# [Data in this exercise]
Start
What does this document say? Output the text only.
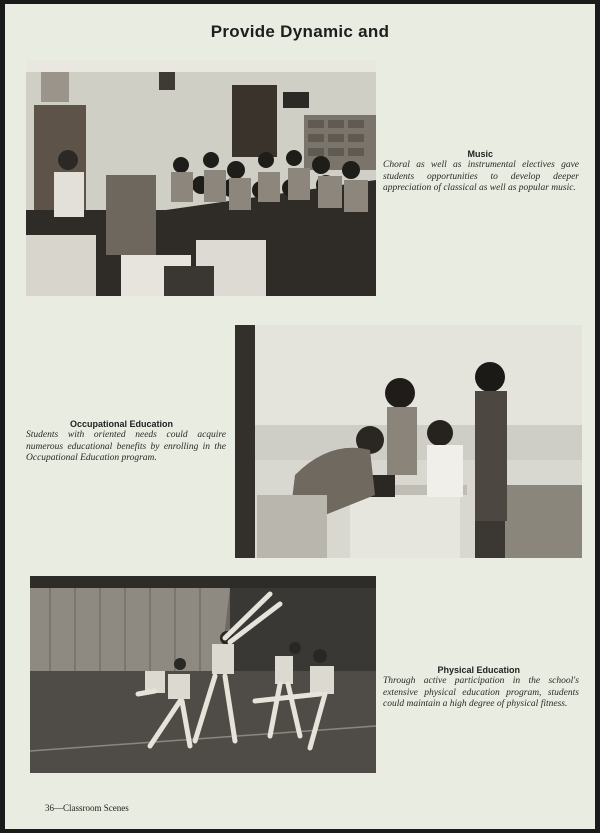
Provide Dynamic and
Music
Choral as well as instrumental electives gave students opportunities to develop deeper appreciation of classical as well as popular music.
Occupational Education
Students with oriented needs could acquire numerous educational benefits by enrolling in the Occupational Education program.
Physical Education
Through active participation in the school's extensive physical education program, students could maintain a high degree of physical fitness.
36—Classroom Scenes
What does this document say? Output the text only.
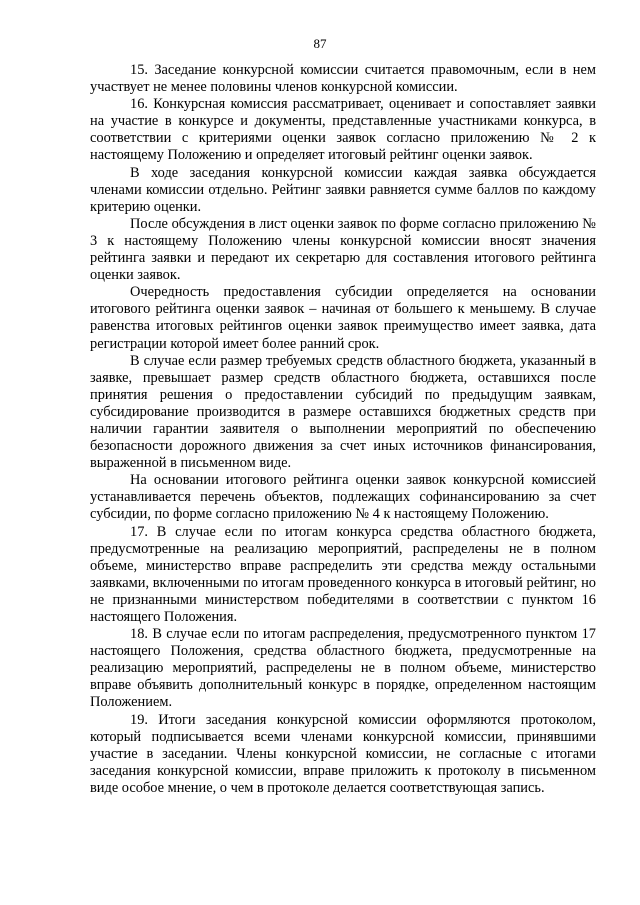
87

15. Заседание конкурсной комиссии считается правомочным, если в нем участвует не менее половины членов конкурсной комиссии.

16. Конкурсная комиссия рассматривает, оценивает и сопоставляет заявки на участие в конкурсе и документы, представленные участниками конкурса, в соответствии с критериями оценки заявок согласно приложению № 2 к настоящему Положению и определяет итоговый рейтинг оценки заявок.

В ходе заседания конкурсной комиссии каждая заявка обсуждается членами комиссии отдельно. Рейтинг заявки равняется сумме баллов по каждому критерию оценки.

После обсуждения в лист оценки заявок по форме согласно приложению № 3 к настоящему Положению члены конкурсной комиссии вносят значения рейтинга заявки и передают их секретарю для составления итогового рейтинга оценки заявок.

Очередность предоставления субсидии определяется на основании итогового рейтинга оценки заявок – начиная от большего к меньшему. В случае равенства итоговых рейтингов оценки заявок преимущество имеет заявка, дата регистрации которой имеет более ранний срок.

В случае если размер требуемых средств областного бюджета, указанный в заявке, превышает размер средств областного бюджета, оставшихся после принятия решения о предоставлении субсидий по предыдущим заявкам, субсидирование производится в размере оставшихся бюджетных средств при наличии гарантии заявителя о выполнении мероприятий по обеспечению безопасности дорожного движения за счет иных источников финансирования, выраженной в письменном виде.

На основании итогового рейтинга оценки заявок конкурсной комиссией устанавливается перечень объектов, подлежащих софинансированию за счет субсидии, по форме согласно приложению № 4 к настоящему Положению.

17. В случае если по итогам конкурса средства областного бюджета, предусмотренные на реализацию мероприятий, распределены не в полном объеме, министерство вправе распределить эти средства между остальными заявками, включенными по итогам проведенного конкурса в итоговый рейтинг, но не признанными министерством победителями в соответствии с пунктом 16 настоящего Положения.

18. В случае если по итогам распределения, предусмотренного пунктом 17 настоящего Положения, средства областного бюджета, предусмотренные на реализацию мероприятий, распределены не в полном объеме, министерство вправе объявить дополнительный конкурс в порядке, определенном настоящим Положением.

19. Итоги заседания конкурсной комиссии оформляются протоколом, который подписывается всеми членами конкурсной комиссии, принявшими участие в заседании. Члены конкурсной комиссии, не согласные с итогами заседания конкурсной комиссии, вправе приложить к протоколу в письменном виде особое мнение, о чем в протоколе делается соответствующая запись.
End
Pick out the lines that include the word "program" and write them out.

Students with oriented needs could acquire numerous educational benefits by enrolling in the Occupational Education program.
Through active participation in the school's extensive physical education program, students could maintain a high degree of physical fitness.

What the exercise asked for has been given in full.